▶ [给定指令]:
把下面所有的行整理成编号列表，略去空行。

▶ [数据条目]:
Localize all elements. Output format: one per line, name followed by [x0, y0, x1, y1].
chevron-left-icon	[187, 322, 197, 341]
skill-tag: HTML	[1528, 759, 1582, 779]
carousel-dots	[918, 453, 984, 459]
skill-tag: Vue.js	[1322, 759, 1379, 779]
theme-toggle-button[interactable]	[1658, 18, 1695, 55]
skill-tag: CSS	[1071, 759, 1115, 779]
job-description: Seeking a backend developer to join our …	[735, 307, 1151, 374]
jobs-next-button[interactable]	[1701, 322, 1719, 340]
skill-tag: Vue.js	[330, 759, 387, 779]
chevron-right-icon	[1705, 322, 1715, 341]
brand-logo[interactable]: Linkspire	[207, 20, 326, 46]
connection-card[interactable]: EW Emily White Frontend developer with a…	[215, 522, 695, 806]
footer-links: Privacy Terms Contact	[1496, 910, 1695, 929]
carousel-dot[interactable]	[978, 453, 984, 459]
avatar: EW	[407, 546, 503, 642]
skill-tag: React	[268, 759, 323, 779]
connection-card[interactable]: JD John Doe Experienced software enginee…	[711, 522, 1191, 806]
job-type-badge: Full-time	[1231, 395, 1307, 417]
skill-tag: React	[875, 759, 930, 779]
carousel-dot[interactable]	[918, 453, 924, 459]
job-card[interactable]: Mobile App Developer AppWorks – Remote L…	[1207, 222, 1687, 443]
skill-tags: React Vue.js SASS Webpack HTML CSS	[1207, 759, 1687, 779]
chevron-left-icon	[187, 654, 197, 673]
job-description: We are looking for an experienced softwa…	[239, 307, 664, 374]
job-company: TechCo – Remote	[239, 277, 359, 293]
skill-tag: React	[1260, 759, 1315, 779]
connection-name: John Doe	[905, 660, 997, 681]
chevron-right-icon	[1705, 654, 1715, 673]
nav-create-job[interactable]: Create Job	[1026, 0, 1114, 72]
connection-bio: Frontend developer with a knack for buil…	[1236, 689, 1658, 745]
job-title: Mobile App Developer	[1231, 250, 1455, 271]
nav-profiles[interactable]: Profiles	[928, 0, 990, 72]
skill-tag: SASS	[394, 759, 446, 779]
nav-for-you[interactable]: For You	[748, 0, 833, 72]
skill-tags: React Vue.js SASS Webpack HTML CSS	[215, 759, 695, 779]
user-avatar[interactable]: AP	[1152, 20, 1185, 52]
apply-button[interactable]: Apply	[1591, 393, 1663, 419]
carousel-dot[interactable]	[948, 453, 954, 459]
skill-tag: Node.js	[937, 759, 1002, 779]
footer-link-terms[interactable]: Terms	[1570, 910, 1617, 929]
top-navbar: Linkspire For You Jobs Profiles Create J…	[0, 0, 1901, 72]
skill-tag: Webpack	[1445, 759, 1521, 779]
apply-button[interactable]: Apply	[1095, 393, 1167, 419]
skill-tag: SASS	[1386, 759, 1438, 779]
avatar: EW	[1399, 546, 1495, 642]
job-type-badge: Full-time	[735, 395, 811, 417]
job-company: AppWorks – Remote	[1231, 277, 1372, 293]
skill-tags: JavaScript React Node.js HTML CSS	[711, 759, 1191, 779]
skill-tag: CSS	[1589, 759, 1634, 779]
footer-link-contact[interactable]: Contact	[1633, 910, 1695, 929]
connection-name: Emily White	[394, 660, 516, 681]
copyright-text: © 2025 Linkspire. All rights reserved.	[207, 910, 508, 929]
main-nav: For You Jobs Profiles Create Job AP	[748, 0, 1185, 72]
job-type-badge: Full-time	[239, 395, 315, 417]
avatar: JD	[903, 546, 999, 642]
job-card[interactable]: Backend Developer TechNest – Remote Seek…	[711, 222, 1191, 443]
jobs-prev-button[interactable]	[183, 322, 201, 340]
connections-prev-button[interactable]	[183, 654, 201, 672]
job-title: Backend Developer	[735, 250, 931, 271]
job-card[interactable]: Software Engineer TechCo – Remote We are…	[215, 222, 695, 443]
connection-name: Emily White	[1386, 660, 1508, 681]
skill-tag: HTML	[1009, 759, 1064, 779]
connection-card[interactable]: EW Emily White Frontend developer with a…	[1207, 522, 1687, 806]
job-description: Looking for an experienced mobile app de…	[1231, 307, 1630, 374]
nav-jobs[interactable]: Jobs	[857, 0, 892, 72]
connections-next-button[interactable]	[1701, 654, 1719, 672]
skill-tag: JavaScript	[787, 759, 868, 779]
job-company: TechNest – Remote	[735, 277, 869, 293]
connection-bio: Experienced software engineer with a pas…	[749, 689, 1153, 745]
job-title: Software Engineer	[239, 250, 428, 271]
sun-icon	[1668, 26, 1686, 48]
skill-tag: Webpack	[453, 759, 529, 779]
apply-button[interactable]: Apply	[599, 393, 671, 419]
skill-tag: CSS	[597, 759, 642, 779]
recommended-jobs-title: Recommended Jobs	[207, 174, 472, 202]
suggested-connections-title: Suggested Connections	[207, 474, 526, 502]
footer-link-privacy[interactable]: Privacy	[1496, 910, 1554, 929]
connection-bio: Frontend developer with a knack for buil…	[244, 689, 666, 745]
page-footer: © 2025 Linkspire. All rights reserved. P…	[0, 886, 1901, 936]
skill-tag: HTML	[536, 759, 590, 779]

▶ [正确答案]:
1. Localize all elements. Output format: one per line, name followed by [x0, y0, x1, y1].
2. chevron-left-icon	[187, 322, 197, 341]
3. skill-tag: HTML	[1528, 759, 1582, 779]
4. carousel-dots	[918, 453, 984, 459]
5. skill-tag: Vue.js	[1322, 759, 1379, 779]
6. theme-toggle-button[interactable]	[1658, 18, 1695, 55]
7. skill-tag: CSS	[1071, 759, 1115, 779]
8. job-description: Seeking a backend developer to join our …	[735, 307, 1151, 374]
9. jobs-next-button[interactable]	[1701, 322, 1719, 340]
10. skill-tag: Vue.js	[330, 759, 387, 779]
11. chevron-right-icon	[1705, 322, 1715, 341]
12. brand-logo[interactable]: Linkspire	[207, 20, 326, 46]
13. connection-card[interactable]: EW Emily White Frontend developer with a…	[215, 522, 695, 806]
14. footer-links: Privacy Terms Contact	[1496, 910, 1695, 929]
15. carousel-dot[interactable]	[978, 453, 984, 459]
16. avatar: EW	[407, 546, 503, 642]
17. skill-tag: React	[268, 759, 323, 779]
18. connection-card[interactable]: JD John Doe Experienced software enginee…	[711, 522, 1191, 806]
19. job-type-badge: Full-time	[1231, 395, 1307, 417]
20. skill-tag: React	[875, 759, 930, 779]
21. carousel-dot[interactable]	[918, 453, 924, 459]
22. job-card[interactable]: Mobile App Developer AppWorks – Remote L…	[1207, 222, 1687, 443]
23. skill-tags: React Vue.js SASS Webpack HTML CSS	[1207, 759, 1687, 779]
24. chevron-left-icon	[187, 654, 197, 673]
25. job-description: We are looking for an experienced softwa…	[239, 307, 664, 374]
26. job-company: TechCo – Remote	[239, 277, 359, 293]
27. skill-tag: React	[1260, 759, 1315, 779]
28. connection-name: John Doe	[905, 660, 997, 681]
29. chevron-right-icon	[1705, 654, 1715, 673]
30. nav-create-job[interactable]: Create Job	[1026, 0, 1114, 72]
31. connection-bio: Frontend developer with a knack for buil…	[1236, 689, 1658, 745]
32. job-title: Mobile App Developer	[1231, 250, 1455, 271]
33. nav-profiles[interactable]: Profiles	[928, 0, 990, 72]
34. skill-tag: SASS	[394, 759, 446, 779]
35. nav-for-you[interactable]: For You	[748, 0, 833, 72]
36. skill-tags: React Vue.js SASS Webpack HTML CSS	[215, 759, 695, 779]
37. user-avatar[interactable]: AP	[1152, 20, 1185, 52]
38. apply-button[interactable]: Apply	[1591, 393, 1663, 419]
39. carousel-dot[interactable]	[948, 453, 954, 459]
40. skill-tag: Node.js	[937, 759, 1002, 779]
41. footer-link-terms[interactable]: Terms	[1570, 910, 1617, 929]
42. top-navbar: Linkspire For You Jobs Profiles Create J…	[0, 0, 1901, 72]
43. skill-tag: Webpack	[1445, 759, 1521, 779]
44. apply-button[interactable]: Apply	[1095, 393, 1167, 419]
45. skill-tag: SASS	[1386, 759, 1438, 779]
46. avatar: EW	[1399, 546, 1495, 642]
47. job-type-badge: Full-time	[735, 395, 811, 417]
48. job-company: AppWorks – Remote	[1231, 277, 1372, 293]
49. skill-tags: JavaScript React Node.js HTML CSS	[711, 759, 1191, 779]
50. skill-tag: CSS	[1589, 759, 1634, 779]
51. footer-link-contact[interactable]: Contact	[1633, 910, 1695, 929]
52. connection-name: Emily White	[394, 660, 516, 681]
53. copyright-text: © 2025 Linkspire. All rights reserved.	[207, 910, 508, 929]
54. main-nav: For You Jobs Profiles Create Job AP	[748, 0, 1185, 72]
55. job-type-badge: Full-time	[239, 395, 315, 417]
56. avatar: JD	[903, 546, 999, 642]
57. job-card[interactable]: Backend Developer TechNest – Remote Seek…	[711, 222, 1191, 443]
58. jobs-prev-button[interactable]	[183, 322, 201, 340]
59. connections-prev-button[interactable]	[183, 654, 201, 672]
60. job-title: Backend Developer	[735, 250, 931, 271]
61. job-card[interactable]: Software Engineer TechCo – Remote We are…	[215, 222, 695, 443]
62. connection-name: Emily White	[1386, 660, 1508, 681]
63. skill-tag: HTML	[1009, 759, 1064, 779]
64. connection-card[interactable]: EW Emily White Frontend developer with a…	[1207, 522, 1687, 806]
65. job-description: Looking for an experienced mobile app de…	[1231, 307, 1630, 374]
66. nav-jobs[interactable]: Jobs	[857, 0, 892, 72]
67. connections-next-button[interactable]	[1701, 654, 1719, 672]
68. skill-tag: JavaScript	[787, 759, 868, 779]
69. job-company: TechNest – Remote	[735, 277, 869, 293]
70. connection-bio: Experienced software engineer with a pas…	[749, 689, 1153, 745]
71. job-title: Software Engineer	[239, 250, 428, 271]
72. sun-icon	[1668, 26, 1686, 48]
73. skill-tag: Webpack	[453, 759, 529, 779]
74. apply-button[interactable]: Apply	[599, 393, 671, 419]
75. skill-tag: CSS	[597, 759, 642, 779]
76. recommended-jobs-title: Recommended Jobs	[207, 174, 472, 202]
77. suggested-connections-title: Suggested Connections	[207, 474, 526, 502]
78. footer-link-privacy[interactable]: Privacy	[1496, 910, 1554, 929]
79. connection-bio: Frontend developer with a knack for buil…	[244, 689, 666, 745]
80. page-footer: © 2025 Linkspire. All rights reserved. P…	[0, 886, 1901, 936]
81. skill-tag: HTML	[536, 759, 590, 779]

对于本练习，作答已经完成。